Copy every entry exactly.
== PROVIDED RECORDS
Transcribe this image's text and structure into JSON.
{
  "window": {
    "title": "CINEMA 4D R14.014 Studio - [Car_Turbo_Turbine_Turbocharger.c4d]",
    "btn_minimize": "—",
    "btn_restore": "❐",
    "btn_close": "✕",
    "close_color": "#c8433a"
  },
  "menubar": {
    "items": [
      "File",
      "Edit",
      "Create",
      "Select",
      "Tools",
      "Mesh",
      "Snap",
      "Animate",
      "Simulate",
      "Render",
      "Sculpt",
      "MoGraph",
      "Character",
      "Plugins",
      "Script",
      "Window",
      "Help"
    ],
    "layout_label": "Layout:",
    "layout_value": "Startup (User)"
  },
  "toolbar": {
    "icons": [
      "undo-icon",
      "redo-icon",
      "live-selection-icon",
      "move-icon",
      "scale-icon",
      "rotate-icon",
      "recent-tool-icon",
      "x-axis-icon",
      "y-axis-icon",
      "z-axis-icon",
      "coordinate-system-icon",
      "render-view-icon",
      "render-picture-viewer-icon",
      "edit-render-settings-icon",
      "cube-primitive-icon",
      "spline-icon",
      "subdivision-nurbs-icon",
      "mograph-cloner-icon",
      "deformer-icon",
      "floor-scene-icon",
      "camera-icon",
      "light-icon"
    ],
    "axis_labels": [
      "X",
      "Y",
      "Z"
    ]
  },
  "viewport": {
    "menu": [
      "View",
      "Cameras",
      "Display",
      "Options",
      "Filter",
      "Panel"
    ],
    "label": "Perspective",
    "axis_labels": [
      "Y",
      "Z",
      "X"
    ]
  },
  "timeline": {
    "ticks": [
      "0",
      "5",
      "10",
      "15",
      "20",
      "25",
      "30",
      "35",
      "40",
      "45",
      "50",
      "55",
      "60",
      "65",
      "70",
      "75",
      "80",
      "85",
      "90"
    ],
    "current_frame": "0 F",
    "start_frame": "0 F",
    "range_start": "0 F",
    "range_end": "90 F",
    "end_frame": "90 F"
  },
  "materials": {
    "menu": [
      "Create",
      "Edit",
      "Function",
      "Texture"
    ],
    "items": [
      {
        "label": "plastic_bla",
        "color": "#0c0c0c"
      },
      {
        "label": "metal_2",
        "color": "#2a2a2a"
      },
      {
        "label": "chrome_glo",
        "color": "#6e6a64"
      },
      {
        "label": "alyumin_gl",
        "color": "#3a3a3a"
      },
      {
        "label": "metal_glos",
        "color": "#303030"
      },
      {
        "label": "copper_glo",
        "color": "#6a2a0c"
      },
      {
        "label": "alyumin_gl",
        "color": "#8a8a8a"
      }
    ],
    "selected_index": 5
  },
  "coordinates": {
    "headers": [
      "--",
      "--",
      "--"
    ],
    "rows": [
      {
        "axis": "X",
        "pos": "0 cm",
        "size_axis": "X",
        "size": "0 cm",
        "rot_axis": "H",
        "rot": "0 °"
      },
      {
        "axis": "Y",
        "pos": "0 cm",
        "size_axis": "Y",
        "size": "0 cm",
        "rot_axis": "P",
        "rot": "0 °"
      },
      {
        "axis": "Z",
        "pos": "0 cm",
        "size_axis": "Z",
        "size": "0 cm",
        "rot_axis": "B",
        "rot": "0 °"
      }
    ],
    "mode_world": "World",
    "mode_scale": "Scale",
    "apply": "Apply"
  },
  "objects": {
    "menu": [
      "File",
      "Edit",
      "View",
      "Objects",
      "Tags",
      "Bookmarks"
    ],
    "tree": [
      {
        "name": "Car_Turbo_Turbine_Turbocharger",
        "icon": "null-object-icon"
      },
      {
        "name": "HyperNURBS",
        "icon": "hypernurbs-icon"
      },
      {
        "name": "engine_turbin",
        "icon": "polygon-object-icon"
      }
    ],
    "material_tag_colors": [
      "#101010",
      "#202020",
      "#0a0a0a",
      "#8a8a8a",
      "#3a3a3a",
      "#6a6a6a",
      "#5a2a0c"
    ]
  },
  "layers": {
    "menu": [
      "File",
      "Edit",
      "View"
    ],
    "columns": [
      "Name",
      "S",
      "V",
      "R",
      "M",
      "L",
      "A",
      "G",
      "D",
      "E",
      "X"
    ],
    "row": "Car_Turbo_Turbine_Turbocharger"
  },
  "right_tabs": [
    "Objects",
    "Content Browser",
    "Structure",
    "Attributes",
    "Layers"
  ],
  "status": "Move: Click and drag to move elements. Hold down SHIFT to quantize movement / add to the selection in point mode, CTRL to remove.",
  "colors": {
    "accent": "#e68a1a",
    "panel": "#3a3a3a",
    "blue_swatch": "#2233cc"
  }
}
====
- **RESPONSE TO THE EXERCISE**
Transcribe this image's text and structure into JSON.
{
  "window": {
    "title": "CINEMA 4D R14.014 Studio - [Car_Turbo_Turbine_Turbocharger.c4d]",
    "btn_minimize": "—",
    "btn_restore": "❐",
    "btn_close": "✕",
    "close_color": "#c8433a"
  },
  "menubar": {
    "items": [
      "File",
      "Edit",
      "Create",
      "Select",
      "Tools",
      "Mesh",
      "Snap",
      "Animate",
      "Simulate",
      "Render",
      "Sculpt",
      "MoGraph",
      "Character",
      "Plugins",
      "Script",
      "Window",
      "Help"
    ],
    "layout_label": "Layout:",
    "layout_value": "Startup (User)"
  },
  "toolbar": {
    "icons": [
      "undo-icon",
      "redo-icon",
      "live-selection-icon",
      "move-icon",
      "scale-icon",
      "rotate-icon",
      "recent-tool-icon",
      "x-axis-icon",
      "y-axis-icon",
      "z-axis-icon",
      "coordinate-system-icon",
      "render-view-icon",
      "render-picture-viewer-icon",
      "edit-render-settings-icon",
      "cube-primitive-icon",
      "spline-icon",
      "subdivision-nurbs-icon",
      "mograph-cloner-icon",
      "deformer-icon",
      "floor-scene-icon",
      "camera-icon",
      "light-icon"
    ],
    "axis_labels": [
      "X",
      "Y",
      "Z"
    ]
  },
  "viewport": {
    "menu": [
      "View",
      "Cameras",
      "Display",
      "Options",
      "Filter",
      "Panel"
    ],
    "label": "Perspective",
    "axis_labels": [
      "Y",
      "Z",
      "X"
    ]
  },
  "timeline": {
    "ticks": [
      "0",
      "5",
      "10",
      "15",
      "20",
      "25",
      "30",
      "35",
      "40",
      "45",
      "50",
      "55",
      "60",
      "65",
      "70",
      "75",
      "80",
      "85",
      "90"
    ],
    "current_frame": "0 F",
    "start_frame": "0 F",
    "range_start": "0 F",
    "range_end": "90 F",
    "end_frame": "90 F"
  },
  "materials": {
    "menu": [
      "Create",
      "Edit",
      "Function",
      "Texture"
    ],
    "items": [
      {
        "label": "plastic_bla",
        "color": "#0c0c0c"
      },
      {
        "label": "metal_2",
        "color": "#2a2a2a"
      },
      {
        "label": "chrome_glo",
        "color": "#6e6a64"
      },
      {
        "label": "alyumin_gl",
        "color": "#3a3a3a"
      },
      {
        "label": "metal_glos",
        "color": "#303030"
      },
      {
        "label": "copper_glo",
        "color": "#6a2a0c"
      },
      {
        "label": "alyumin_gl",
        "color": "#8a8a8a"
      }
    ],
    "selected_index": 5
  },
  "coordinates": {
    "headers": [
      "--",
      "--",
      "--"
    ],
    "rows": [
      {
        "axis": "X",
        "pos": "0 cm",
        "size_axis": "X",
        "size": "0 cm",
        "rot_axis": "H",
        "rot": "0 °"
      },
      {
        "axis": "Y",
        "pos": "0 cm",
        "size_axis": "Y",
        "size": "0 cm",
        "rot_axis": "P",
        "rot": "0 °"
      },
      {
        "axis": "Z",
        "pos": "0 cm",
        "size_axis": "Z",
        "size": "0 cm",
        "rot_axis": "B",
        "rot": "0 °"
      }
    ],
    "mode_world": "World",
    "mode_scale": "Scale",
    "apply": "Apply"
  },
  "objects": {
    "menu": [
      "File",
      "Edit",
      "View",
      "Objects",
      "Tags",
      "Bookmarks"
    ],
    "tree": [
      {
        "name": "Car_Turbo_Turbine_Turbocharger",
        "icon": "null-object-icon"
      },
      {
        "name": "HyperNURBS",
        "icon": "hypernurbs-icon"
      },
      {
        "name": "engine_turbin",
        "icon": "polygon-object-icon"
      }
    ],
    "material_tag_colors": [
      "#101010",
      "#202020",
      "#0a0a0a",
      "#8a8a8a",
      "#3a3a3a",
      "#6a6a6a",
      "#5a2a0c"
    ]
  },
  "layers": {
    "menu": [
      "File",
      "Edit",
      "View"
    ],
    "columns": [
      "Name",
      "S",
      "V",
      "R",
      "M",
      "L",
      "A",
      "G",
      "D",
      "E",
      "X"
    ],
    "row": "Car_Turbo_Turbine_Turbocharger"
  },
  "right_tabs": [
    "Objects",
    "Content Browser",
    "Structure",
    "Attributes",
    "Layers"
  ],
  "status": "Move: Click and drag to move elements. Hold down SHIFT to quantize movement / add to the selection in point mode, CTRL to remove.",
  "colors": {
    "accent": "#e68a1a",
    "panel": "#3a3a3a",
    "blue_swatch": "#2233cc"
  }
}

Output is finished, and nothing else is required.